What the task requires:
Do not carry the pictures over; copy every other part of the entries exactly.

Dataset content:
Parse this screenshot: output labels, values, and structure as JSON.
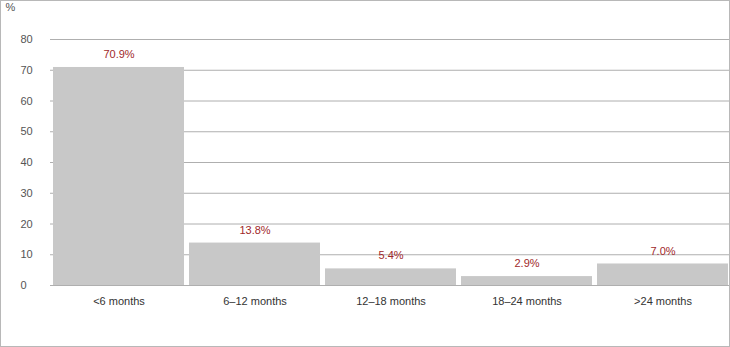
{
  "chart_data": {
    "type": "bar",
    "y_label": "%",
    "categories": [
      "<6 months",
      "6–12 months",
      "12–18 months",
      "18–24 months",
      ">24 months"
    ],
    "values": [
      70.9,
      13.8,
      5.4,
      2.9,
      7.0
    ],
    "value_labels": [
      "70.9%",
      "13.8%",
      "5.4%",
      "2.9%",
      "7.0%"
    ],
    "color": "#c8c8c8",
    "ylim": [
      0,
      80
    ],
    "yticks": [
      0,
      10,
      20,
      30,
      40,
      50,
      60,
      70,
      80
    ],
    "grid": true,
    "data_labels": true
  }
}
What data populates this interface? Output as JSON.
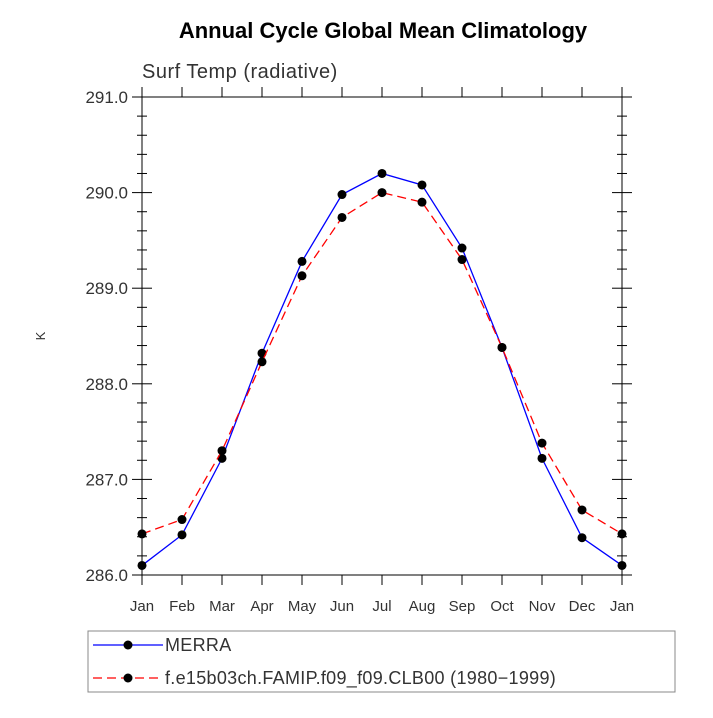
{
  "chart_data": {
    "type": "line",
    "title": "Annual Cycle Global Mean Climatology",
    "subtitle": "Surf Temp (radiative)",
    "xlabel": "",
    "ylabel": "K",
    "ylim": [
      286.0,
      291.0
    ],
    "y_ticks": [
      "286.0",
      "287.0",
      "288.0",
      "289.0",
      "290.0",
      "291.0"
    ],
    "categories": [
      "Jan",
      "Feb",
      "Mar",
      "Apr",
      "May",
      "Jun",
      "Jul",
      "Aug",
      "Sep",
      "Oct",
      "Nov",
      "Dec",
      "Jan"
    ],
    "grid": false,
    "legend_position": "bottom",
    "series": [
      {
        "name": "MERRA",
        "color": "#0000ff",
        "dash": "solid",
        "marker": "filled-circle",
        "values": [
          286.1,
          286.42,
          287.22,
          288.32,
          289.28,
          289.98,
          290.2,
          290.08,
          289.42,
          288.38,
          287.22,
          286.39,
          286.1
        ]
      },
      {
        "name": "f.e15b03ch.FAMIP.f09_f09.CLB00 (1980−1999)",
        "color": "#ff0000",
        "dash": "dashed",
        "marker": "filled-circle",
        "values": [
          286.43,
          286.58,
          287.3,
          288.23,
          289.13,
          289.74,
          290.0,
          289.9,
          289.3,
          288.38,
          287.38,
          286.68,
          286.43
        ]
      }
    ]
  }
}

Solved problem:
Parse this screenshot: output labels, values, and structure as JSON.
{
  "chart_data": {
    "type": "bar",
    "y_label": "%",
    "categories": [
      "<6 months",
      "6–12 months",
      "12–18 months",
      "18–24 months",
      ">24 months"
    ],
    "values": [
      70.9,
      13.8,
      5.4,
      2.9,
      7.0
    ],
    "value_labels": [
      "70.9%",
      "13.8%",
      "5.4%",
      "2.9%",
      "7.0%"
    ],
    "color": "#c8c8c8",
    "ylim": [
      0,
      80
    ],
    "yticks": [
      0,
      10,
      20,
      30,
      40,
      50,
      60,
      70,
      80
    ],
    "grid": true,
    "data_labels": true
  }
}
What data populates this interface? Output as JSON.
{
  "chart_data": {
    "type": "line",
    "title": "Annual Cycle Global Mean Climatology",
    "subtitle": "Surf Temp (radiative)",
    "xlabel": "",
    "ylabel": "K",
    "ylim": [
      286.0,
      291.0
    ],
    "y_ticks": [
      "286.0",
      "287.0",
      "288.0",
      "289.0",
      "290.0",
      "291.0"
    ],
    "categories": [
      "Jan",
      "Feb",
      "Mar",
      "Apr",
      "May",
      "Jun",
      "Jul",
      "Aug",
      "Sep",
      "Oct",
      "Nov",
      "Dec",
      "Jan"
    ],
    "grid": false,
    "legend_position": "bottom",
    "series": [
      {
        "name": "MERRA",
        "color": "#0000ff",
        "dash": "solid",
        "marker": "filled-circle",
        "values": [
          286.1,
          286.42,
          287.22,
          288.32,
          289.28,
          289.98,
          290.2,
          290.08,
          289.42,
          288.38,
          287.22,
          286.39,
          286.1
        ]
      },
      {
        "name": "f.e15b03ch.FAMIP.f09_f09.CLB00 (1980−1999)",
        "color": "#ff0000",
        "dash": "dashed",
        "marker": "filled-circle",
        "values": [
          286.43,
          286.58,
          287.3,
          288.23,
          289.13,
          289.74,
          290.0,
          289.9,
          289.3,
          288.38,
          287.38,
          286.68,
          286.43
        ]
      }
    ]
  }
}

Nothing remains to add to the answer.